DATA FOR THIS TASK
======

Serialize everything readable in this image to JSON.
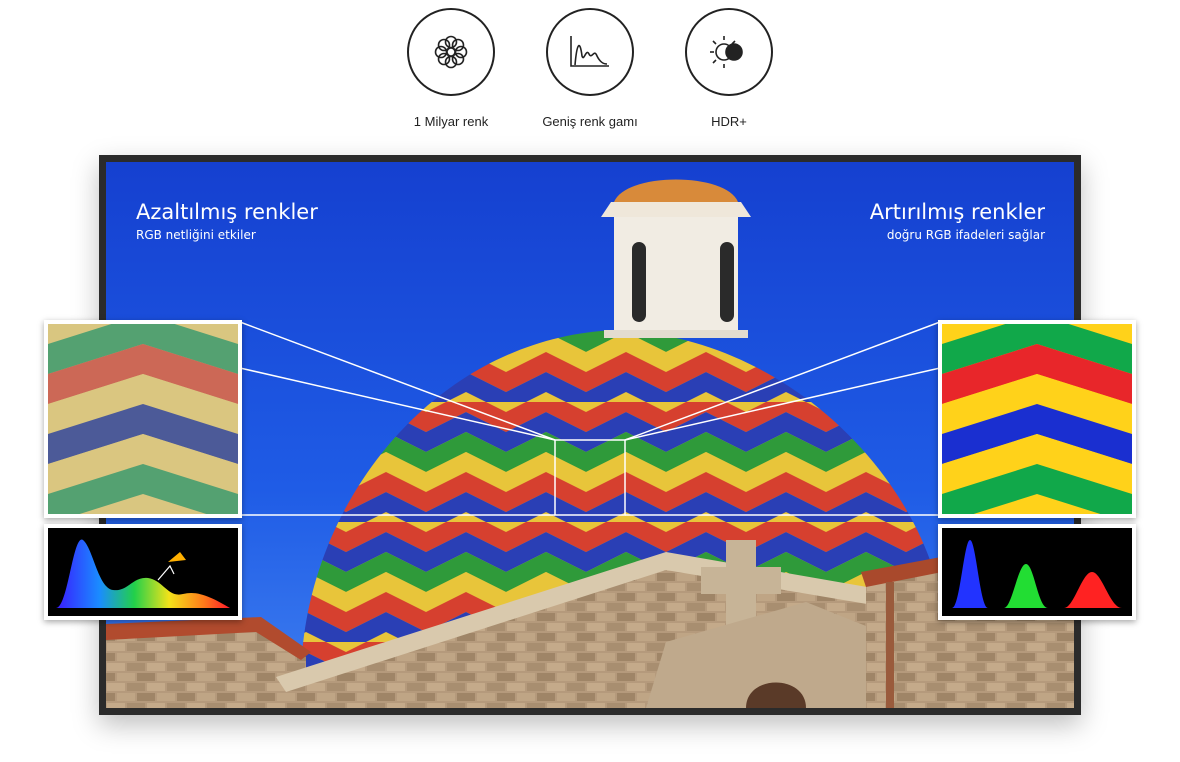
{
  "features": [
    {
      "icon": "flower-icon",
      "label": "1 Milyar renk"
    },
    {
      "icon": "spectrum-graph-icon",
      "label": "Geniş renk gamı"
    },
    {
      "icon": "sun-contrast-icon",
      "label": "HDR+"
    }
  ],
  "left_panel": {
    "title": "Azaltılmış renkler",
    "subtitle": "RGB netliğini etkiler"
  },
  "right_panel": {
    "title": "Artırılmış renkler",
    "subtitle": "doğru RGB ifadeleri sağlar"
  },
  "colors": {
    "sky": "#1a4fd8",
    "frame": "#2b2b2b",
    "icon_stroke": "#222222"
  }
}
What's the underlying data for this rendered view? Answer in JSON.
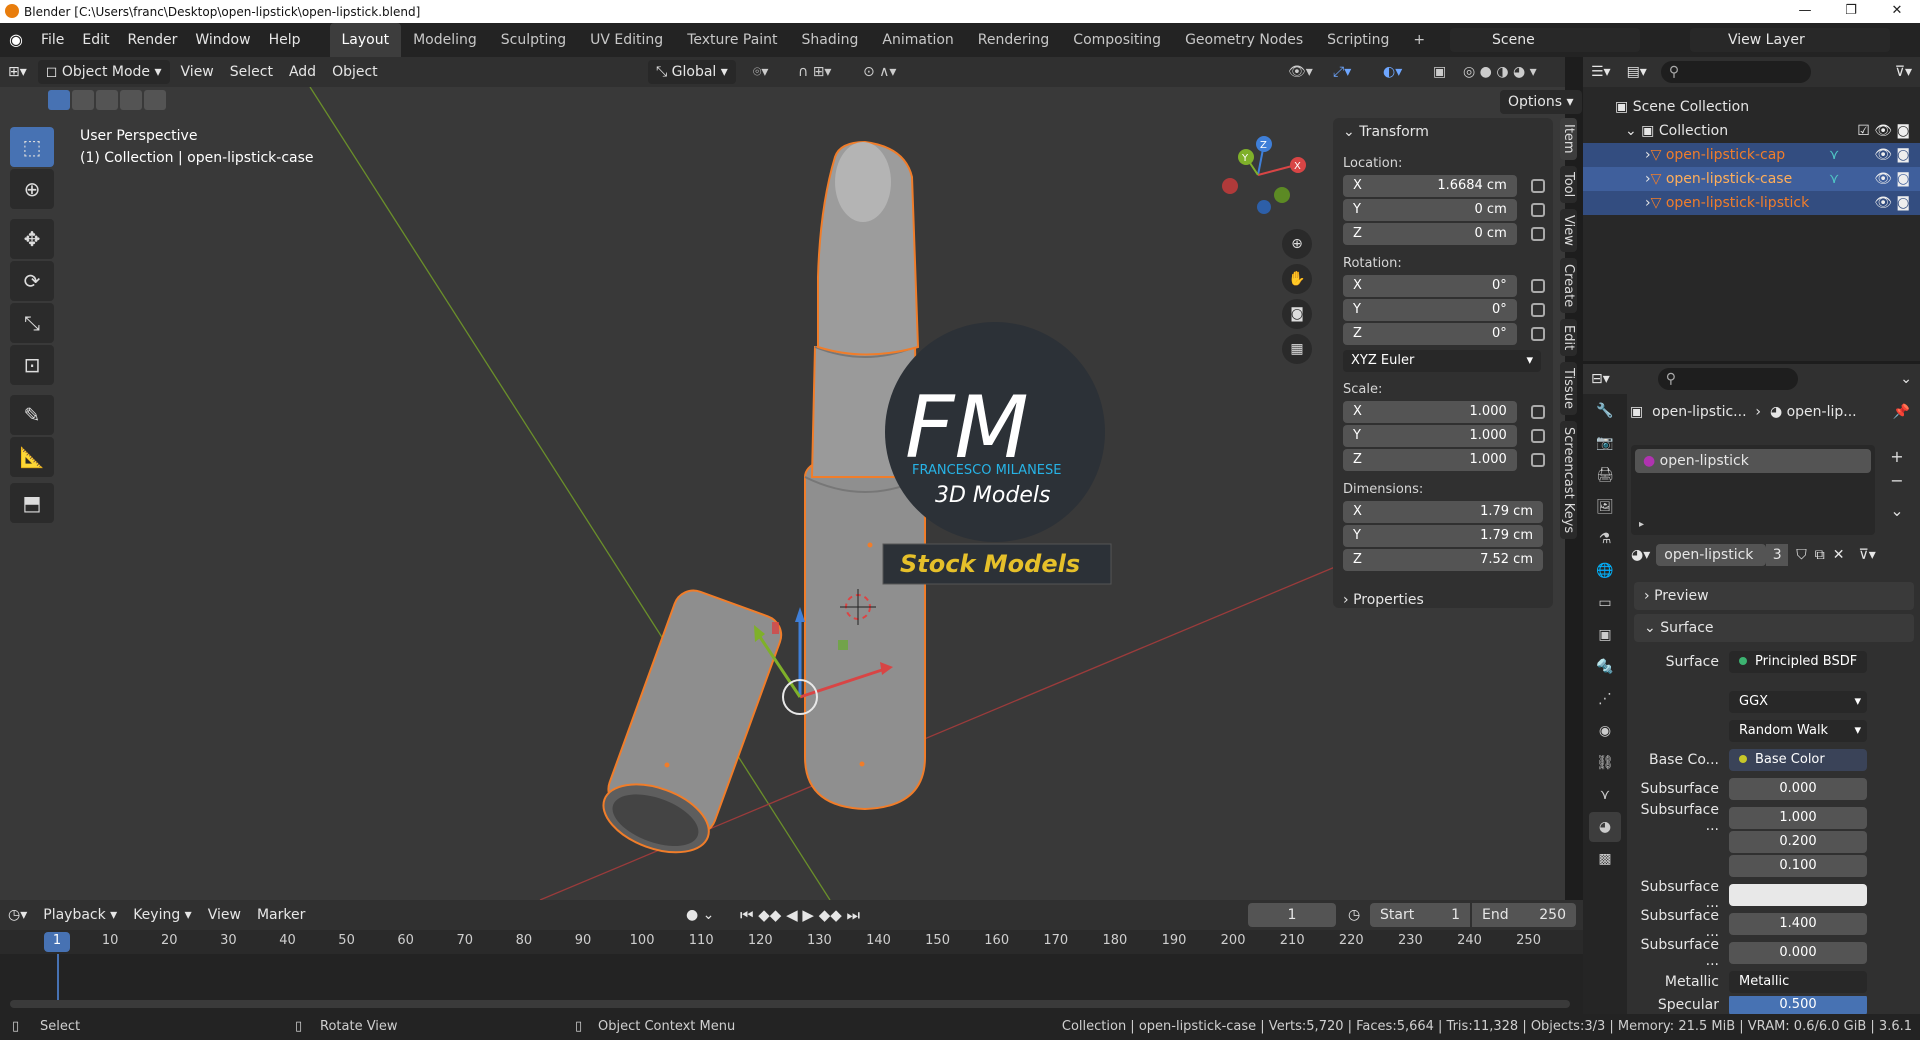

======

EXERCISE OBJECTIVE
Every entry must be reproduced exactly, with the images left out.

TASK RESULT
Serialize everything readable in this image to JSON.
{
  "features": [
    {
      "icon": "flower-icon",
      "label": "1 Milyar renk"
    },
    {
      "icon": "spectrum-graph-icon",
      "label": "Geniş renk gamı"
    },
    {
      "icon": "sun-contrast-icon",
      "label": "HDR+"
    }
  ],
  "left_panel": {
    "title": "Azaltılmış renkler",
    "subtitle": "RGB netliğini etkiler"
  },
  "right_panel": {
    "title": "Artırılmış renkler",
    "subtitle": "doğru RGB ifadeleri sağlar"
  },
  "colors": {
    "sky": "#1a4fd8",
    "frame": "#2b2b2b",
    "icon_stroke": "#222222"
  }
}
What's the underlying data for this rendered view? Answer in JSON.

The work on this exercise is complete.